◆ Exercise requirements ◆
Give an exact transcription of every line, dropping the images.

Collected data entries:
--------
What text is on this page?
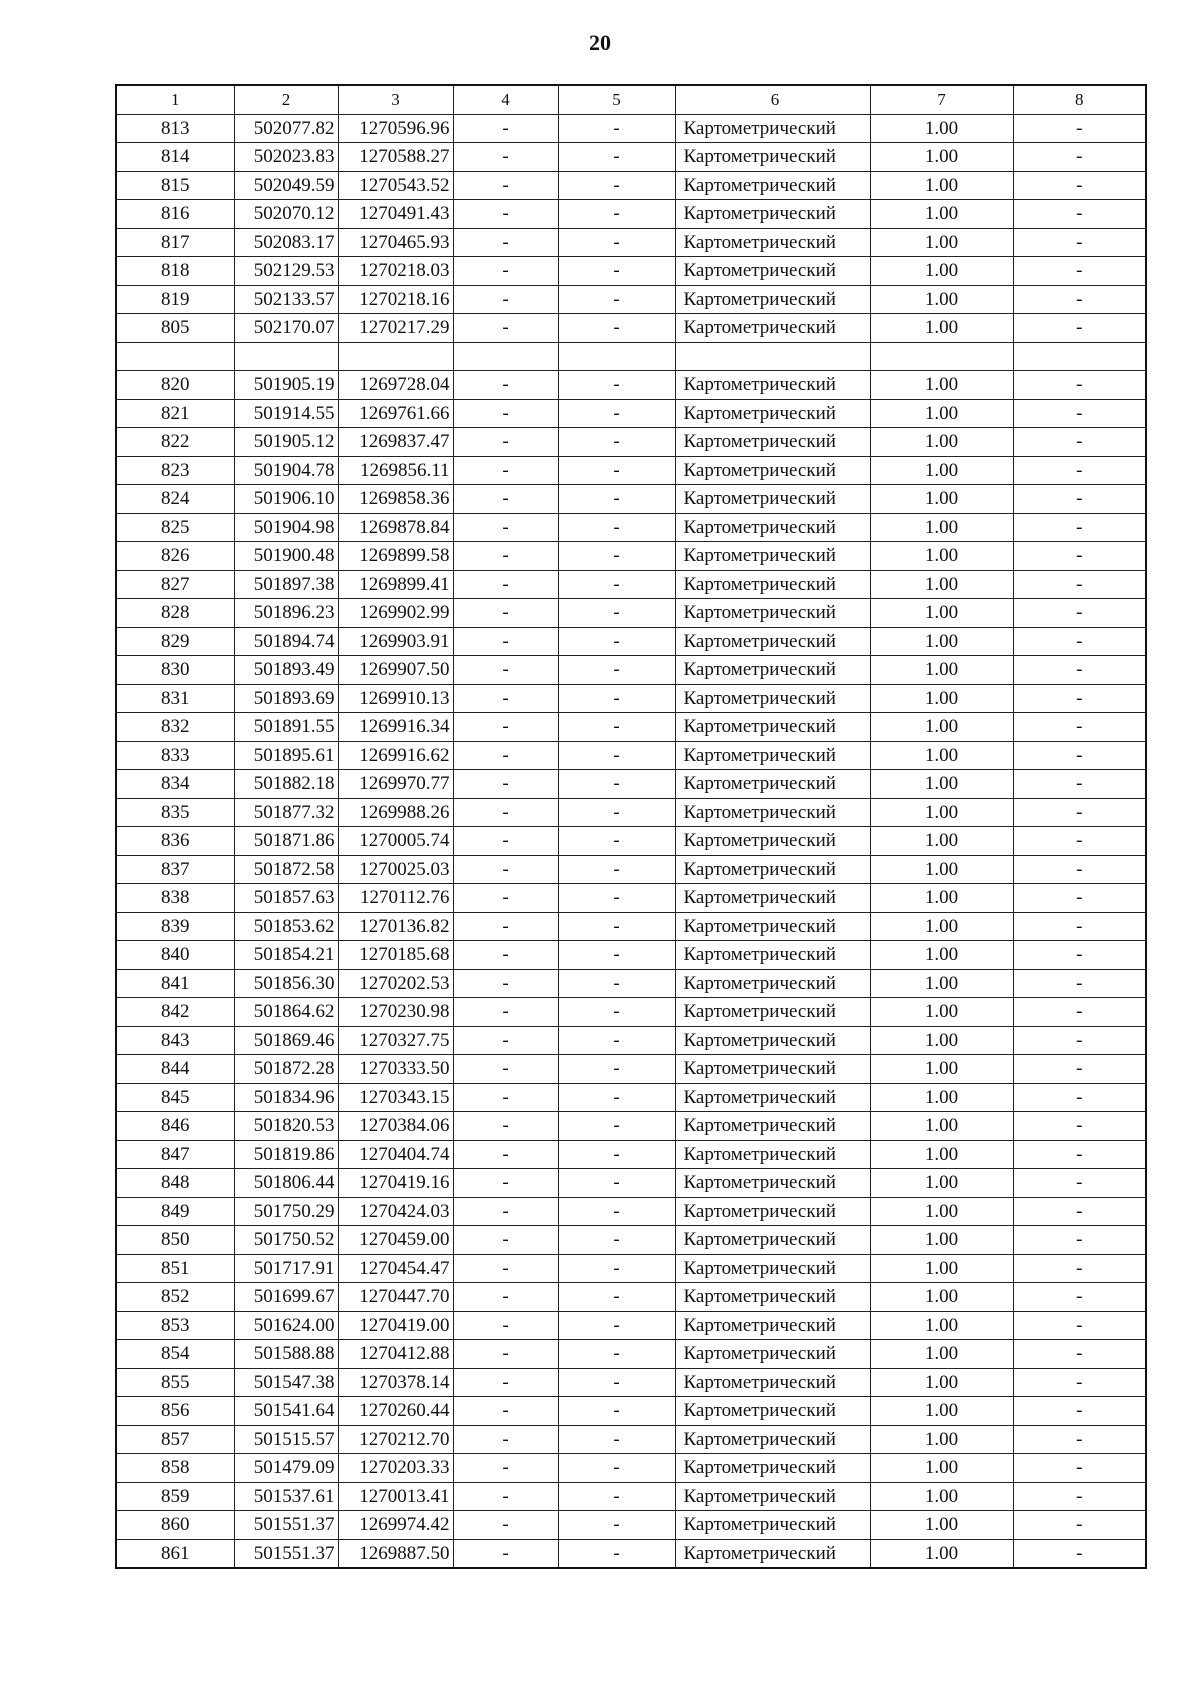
20
1	2	3	4	5	6	7	8
813	502077.82	1270596.96	-	-	Картометрический	1.00	-
814	502023.83	1270588.27	-	-	Картометрический	1.00	-
815	502049.59	1270543.52	-	-	Картометрический	1.00	-
816	502070.12	1270491.43	-	-	Картометрический	1.00	-
817	502083.17	1270465.93	-	-	Картометрический	1.00	-
818	502129.53	1270218.03	-	-	Картометрический	1.00	-
819	502133.57	1270218.16	-	-	Картометрический	1.00	-
805	502170.07	1270217.29	-	-	Картометрический	1.00	-

820	501905.19	1269728.04	-	-	Картометрический	1.00	-
821	501914.55	1269761.66	-	-	Картометрический	1.00	-
822	501905.12	1269837.47	-	-	Картометрический	1.00	-
823	501904.78	1269856.11	-	-	Картометрический	1.00	-
824	501906.10	1269858.36	-	-	Картометрический	1.00	-
825	501904.98	1269878.84	-	-	Картометрический	1.00	-
826	501900.48	1269899.58	-	-	Картометрический	1.00	-
827	501897.38	1269899.41	-	-	Картометрический	1.00	-
828	501896.23	1269902.99	-	-	Картометрический	1.00	-
829	501894.74	1269903.91	-	-	Картометрический	1.00	-
830	501893.49	1269907.50	-	-	Картометрический	1.00	-
831	501893.69	1269910.13	-	-	Картометрический	1.00	-
832	501891.55	1269916.34	-	-	Картометрический	1.00	-
833	501895.61	1269916.62	-	-	Картометрический	1.00	-
834	501882.18	1269970.77	-	-	Картометрический	1.00	-
835	501877.32	1269988.26	-	-	Картометрический	1.00	-
836	501871.86	1270005.74	-	-	Картометрический	1.00	-
837	501872.58	1270025.03	-	-	Картометрический	1.00	-
838	501857.63	1270112.76	-	-	Картометрический	1.00	-
839	501853.62	1270136.82	-	-	Картометрический	1.00	-
840	501854.21	1270185.68	-	-	Картометрический	1.00	-
841	501856.30	1270202.53	-	-	Картометрический	1.00	-
842	501864.62	1270230.98	-	-	Картометрический	1.00	-
843	501869.46	1270327.75	-	-	Картометрический	1.00	-
844	501872.28	1270333.50	-	-	Картометрический	1.00	-
845	501834.96	1270343.15	-	-	Картометрический	1.00	-
846	501820.53	1270384.06	-	-	Картометрический	1.00	-
847	501819.86	1270404.74	-	-	Картометрический	1.00	-
848	501806.44	1270419.16	-	-	Картометрический	1.00	-
849	501750.29	1270424.03	-	-	Картометрический	1.00	-
850	501750.52	1270459.00	-	-	Картометрический	1.00	-
851	501717.91	1270454.47	-	-	Картометрический	1.00	-
852	501699.67	1270447.70	-	-	Картометрический	1.00	-
853	501624.00	1270419.00	-	-	Картометрический	1.00	-
854	501588.88	1270412.88	-	-	Картометрический	1.00	-
855	501547.38	1270378.14	-	-	Картометрический	1.00	-
856	501541.64	1270260.44	-	-	Картометрический	1.00	-
857	501515.57	1270212.70	-	-	Картометрический	1.00	-
858	501479.09	1270203.33	-	-	Картометрический	1.00	-
859	501537.61	1270013.41	-	-	Картометрический	1.00	-
860	501551.37	1269974.42	-	-	Картометрический	1.00	-
861	501551.37	1269887.50	-	-	Картометрический	1.00	-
--------
◆ The answer ◆
What text is on this page?
20
1	2	3	4	5	6	7	8
813	502077.82	1270596.96	-	-	Картометрический	1.00	-
814	502023.83	1270588.27	-	-	Картометрический	1.00	-
815	502049.59	1270543.52	-	-	Картометрический	1.00	-
816	502070.12	1270491.43	-	-	Картометрический	1.00	-
817	502083.17	1270465.93	-	-	Картометрический	1.00	-
818	502129.53	1270218.03	-	-	Картометрический	1.00	-
819	502133.57	1270218.16	-	-	Картометрический	1.00	-
805	502170.07	1270217.29	-	-	Картометрический	1.00	-

820	501905.19	1269728.04	-	-	Картометрический	1.00	-
821	501914.55	1269761.66	-	-	Картометрический	1.00	-
822	501905.12	1269837.47	-	-	Картометрический	1.00	-
823	501904.78	1269856.11	-	-	Картометрический	1.00	-
824	501906.10	1269858.36	-	-	Картометрический	1.00	-
825	501904.98	1269878.84	-	-	Картометрический	1.00	-
826	501900.48	1269899.58	-	-	Картометрический	1.00	-
827	501897.38	1269899.41	-	-	Картометрический	1.00	-
828	501896.23	1269902.99	-	-	Картометрический	1.00	-
829	501894.74	1269903.91	-	-	Картометрический	1.00	-
830	501893.49	1269907.50	-	-	Картометрический	1.00	-
831	501893.69	1269910.13	-	-	Картометрический	1.00	-
832	501891.55	1269916.34	-	-	Картометрический	1.00	-
833	501895.61	1269916.62	-	-	Картометрический	1.00	-
834	501882.18	1269970.77	-	-	Картометрический	1.00	-
835	501877.32	1269988.26	-	-	Картометрический	1.00	-
836	501871.86	1270005.74	-	-	Картометрический	1.00	-
837	501872.58	1270025.03	-	-	Картометрический	1.00	-
838	501857.63	1270112.76	-	-	Картометрический	1.00	-
839	501853.62	1270136.82	-	-	Картометрический	1.00	-
840	501854.21	1270185.68	-	-	Картометрический	1.00	-
841	501856.30	1270202.53	-	-	Картометрический	1.00	-
842	501864.62	1270230.98	-	-	Картометрический	1.00	-
843	501869.46	1270327.75	-	-	Картометрический	1.00	-
844	501872.28	1270333.50	-	-	Картометрический	1.00	-
845	501834.96	1270343.15	-	-	Картометрический	1.00	-
846	501820.53	1270384.06	-	-	Картометрический	1.00	-
847	501819.86	1270404.74	-	-	Картометрический	1.00	-
848	501806.44	1270419.16	-	-	Картометрический	1.00	-
849	501750.29	1270424.03	-	-	Картометрический	1.00	-
850	501750.52	1270459.00	-	-	Картометрический	1.00	-
851	501717.91	1270454.47	-	-	Картометрический	1.00	-
852	501699.67	1270447.70	-	-	Картометрический	1.00	-
853	501624.00	1270419.00	-	-	Картометрический	1.00	-
854	501588.88	1270412.88	-	-	Картометрический	1.00	-
855	501547.38	1270378.14	-	-	Картометрический	1.00	-
856	501541.64	1270260.44	-	-	Картометрический	1.00	-
857	501515.57	1270212.70	-	-	Картометрический	1.00	-
858	501479.09	1270203.33	-	-	Картометрический	1.00	-
859	501537.61	1270013.41	-	-	Картометрический	1.00	-
860	501551.37	1269974.42	-	-	Картометрический	1.00	-
861	501551.37	1269887.50	-	-	Картометрический	1.00	-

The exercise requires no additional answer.